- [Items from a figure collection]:
■ ■ ■ ■ ■
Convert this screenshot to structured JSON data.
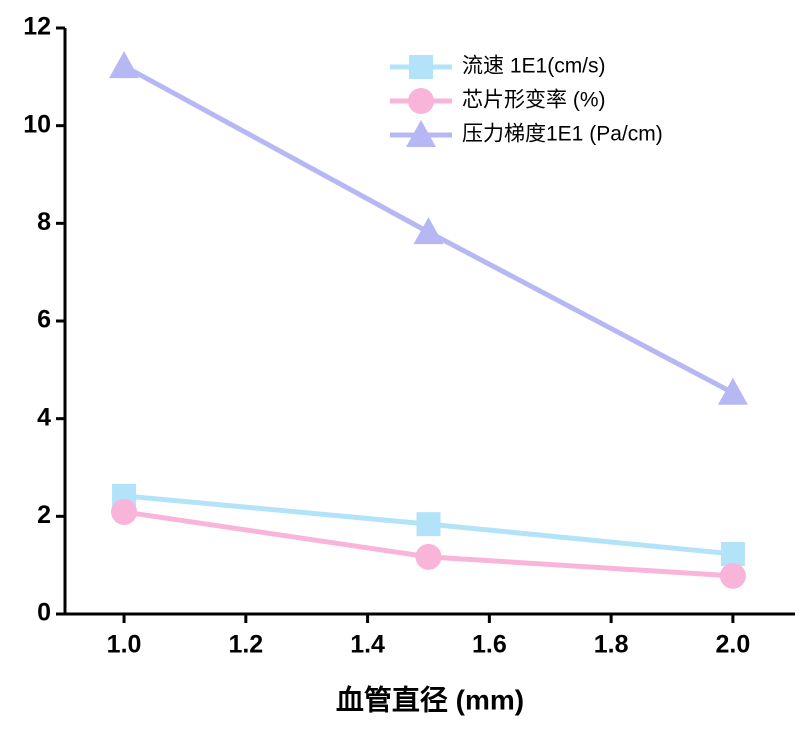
{
  "chart_data": {
    "type": "line",
    "x": [
      1.0,
      1.5,
      2.0
    ],
    "x_label": "血管直径 (mm)",
    "xlim": [
      0.903,
      2.102
    ],
    "xticks": [
      {
        "value": 1.0,
        "label": "1.0"
      },
      {
        "value": 1.2,
        "label": "1.2"
      },
      {
        "value": 1.4,
        "label": "1.4"
      },
      {
        "value": 1.6,
        "label": "1.6"
      },
      {
        "value": 1.8,
        "label": "1.8"
      },
      {
        "value": 2.0,
        "label": "2.0"
      }
    ],
    "ylim": [
      0,
      12
    ],
    "yticks": [
      0,
      2,
      4,
      6,
      8,
      10,
      12
    ],
    "legend": "upper right",
    "series": [
      {
        "name": "流速 1E1(cm/s)",
        "color": "#b3e3f8",
        "marker": "square",
        "values": [
          2.42,
          1.84,
          1.23
        ]
      },
      {
        "name": "芯片形变率 (%)",
        "color": "#f9b4da",
        "marker": "circle",
        "values": [
          2.09,
          1.17,
          0.78
        ]
      },
      {
        "name": "压力梯度1E1 (Pa/cm)",
        "color": "#b6b8f4",
        "marker": "triangle",
        "values": [
          11.22,
          7.82,
          4.53
        ]
      }
    ]
  }
}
■ ■ ■ ■ ■
- [What this task involves]: Transcribe the records above exactly as they appear, leaving out any pictures.

- [Response to the exercise]:
Convert this screenshot to structured JSON data.
{
  "chart_data": {
    "type": "line",
    "x": [
      1.0,
      1.5,
      2.0
    ],
    "x_label": "血管直径 (mm)",
    "xlim": [
      0.903,
      2.102
    ],
    "xticks": [
      {
        "value": 1.0,
        "label": "1.0"
      },
      {
        "value": 1.2,
        "label": "1.2"
      },
      {
        "value": 1.4,
        "label": "1.4"
      },
      {
        "value": 1.6,
        "label": "1.6"
      },
      {
        "value": 1.8,
        "label": "1.8"
      },
      {
        "value": 2.0,
        "label": "2.0"
      }
    ],
    "ylim": [
      0,
      12
    ],
    "yticks": [
      0,
      2,
      4,
      6,
      8,
      10,
      12
    ],
    "legend": "upper right",
    "series": [
      {
        "name": "流速 1E1(cm/s)",
        "color": "#b3e3f8",
        "marker": "square",
        "values": [
          2.42,
          1.84,
          1.23
        ]
      },
      {
        "name": "芯片形变率 (%)",
        "color": "#f9b4da",
        "marker": "circle",
        "values": [
          2.09,
          1.17,
          0.78
        ]
      },
      {
        "name": "压力梯度1E1 (Pa/cm)",
        "color": "#b6b8f4",
        "marker": "triangle",
        "values": [
          11.22,
          7.82,
          4.53
        ]
      }
    ]
  }
}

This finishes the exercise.